Present the following entries again, word for word and in full.

(Stored records)
※ ※ ※

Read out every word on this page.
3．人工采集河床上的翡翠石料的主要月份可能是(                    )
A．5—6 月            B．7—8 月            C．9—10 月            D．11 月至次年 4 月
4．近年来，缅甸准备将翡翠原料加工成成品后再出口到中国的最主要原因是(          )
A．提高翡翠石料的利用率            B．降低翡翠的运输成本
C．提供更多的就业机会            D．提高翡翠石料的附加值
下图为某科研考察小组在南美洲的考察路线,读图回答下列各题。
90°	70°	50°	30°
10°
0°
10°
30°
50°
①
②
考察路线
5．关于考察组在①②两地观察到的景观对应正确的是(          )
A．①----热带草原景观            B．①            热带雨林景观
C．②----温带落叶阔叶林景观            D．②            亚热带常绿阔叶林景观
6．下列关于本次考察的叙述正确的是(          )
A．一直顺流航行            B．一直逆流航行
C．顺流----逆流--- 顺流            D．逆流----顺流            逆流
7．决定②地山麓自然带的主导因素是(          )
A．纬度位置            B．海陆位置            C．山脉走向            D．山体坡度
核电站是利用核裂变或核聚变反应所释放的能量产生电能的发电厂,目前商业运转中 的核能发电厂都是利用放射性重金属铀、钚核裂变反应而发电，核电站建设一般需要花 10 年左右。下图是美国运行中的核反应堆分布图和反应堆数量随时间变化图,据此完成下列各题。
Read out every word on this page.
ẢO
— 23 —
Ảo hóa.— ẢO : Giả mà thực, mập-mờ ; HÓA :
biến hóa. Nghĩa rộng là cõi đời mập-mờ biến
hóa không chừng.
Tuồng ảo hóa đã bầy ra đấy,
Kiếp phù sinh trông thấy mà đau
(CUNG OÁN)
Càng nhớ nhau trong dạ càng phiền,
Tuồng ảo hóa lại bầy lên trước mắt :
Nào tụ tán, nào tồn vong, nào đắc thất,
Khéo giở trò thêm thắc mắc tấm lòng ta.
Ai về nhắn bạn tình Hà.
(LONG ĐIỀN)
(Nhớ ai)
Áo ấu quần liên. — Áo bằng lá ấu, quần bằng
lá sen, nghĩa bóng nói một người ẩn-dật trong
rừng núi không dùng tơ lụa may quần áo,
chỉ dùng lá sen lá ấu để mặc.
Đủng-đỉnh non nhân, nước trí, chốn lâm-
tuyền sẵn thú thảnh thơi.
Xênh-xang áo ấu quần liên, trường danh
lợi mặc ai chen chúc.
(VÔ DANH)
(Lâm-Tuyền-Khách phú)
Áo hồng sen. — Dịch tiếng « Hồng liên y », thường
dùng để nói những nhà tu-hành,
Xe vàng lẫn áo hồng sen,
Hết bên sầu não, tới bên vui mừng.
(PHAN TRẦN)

※ ※ ※

WRITTEN ANSWER:
Read out every word on this page.
3．人工采集河床上的翡翠石料的主要月份可能是(                    )
A．5—6 月            B．7—8 月            C．9—10 月            D．11 月至次年 4 月
4．近年来，缅甸准备将翡翠原料加工成成品后再出口到中国的最主要原因是(          )
A．提高翡翠石料的利用率            B．降低翡翠的运输成本
C．提供更多的就业机会            D．提高翡翠石料的附加值
下图为某科研考察小组在南美洲的考察路线,读图回答下列各题。
90°	70°	50°	30°
10°
0°
10°
30°
50°
①
②
考察路线
5．关于考察组在①②两地观察到的景观对应正确的是(          )
A．①----热带草原景观            B．①            热带雨林景观
C．②----温带落叶阔叶林景观            D．②            亚热带常绿阔叶林景观
6．下列关于本次考察的叙述正确的是(          )
A．一直顺流航行            B．一直逆流航行
C．顺流----逆流--- 顺流            D．逆流----顺流            逆流
7．决定②地山麓自然带的主导因素是(          )
A．纬度位置            B．海陆位置            C．山脉走向            D．山体坡度
核电站是利用核裂变或核聚变反应所释放的能量产生电能的发电厂,目前商业运转中 的核能发电厂都是利用放射性重金属铀、钚核裂变反应而发电，核电站建设一般需要花 10 年左右。下图是美国运行中的核反应堆分布图和反应堆数量随时间变化图,据此完成下列各题。
Read out every word on this page.
ẢO
— 23 —
Ảo hóa.— ẢO : Giả mà thực, mập-mờ ; HÓA :
biến hóa. Nghĩa rộng là cõi đời mập-mờ biến
hóa không chừng.
Tuồng ảo hóa đã bầy ra đấy,
Kiếp phù sinh trông thấy mà đau
(CUNG OÁN)
Càng nhớ nhau trong dạ càng phiền,
Tuồng ảo hóa lại bầy lên trước mắt :
Nào tụ tán, nào tồn vong, nào đắc thất,
Khéo giở trò thêm thắc mắc tấm lòng ta.
Ai về nhắn bạn tình Hà.
(LONG ĐIỀN)
(Nhớ ai)
Áo ấu quần liên. — Áo bằng lá ấu, quần bằng
lá sen, nghĩa bóng nói một người ẩn-dật trong
rừng núi không dùng tơ lụa may quần áo,
chỉ dùng lá sen lá ấu để mặc.
Đủng-đỉnh non nhân, nước trí, chốn lâm-
tuyền sẵn thú thảnh thơi.
Xênh-xang áo ấu quần liên, trường danh
lợi mặc ai chen chúc.
(VÔ DANH)
(Lâm-Tuyền-Khách phú)
Áo hồng sen. — Dịch tiếng « Hồng liên y », thường
dùng để nói những nhà tu-hành,
Xe vàng lẫn áo hồng sen,
Hết bên sầu não, tới bên vui mừng.
(PHAN TRẦN)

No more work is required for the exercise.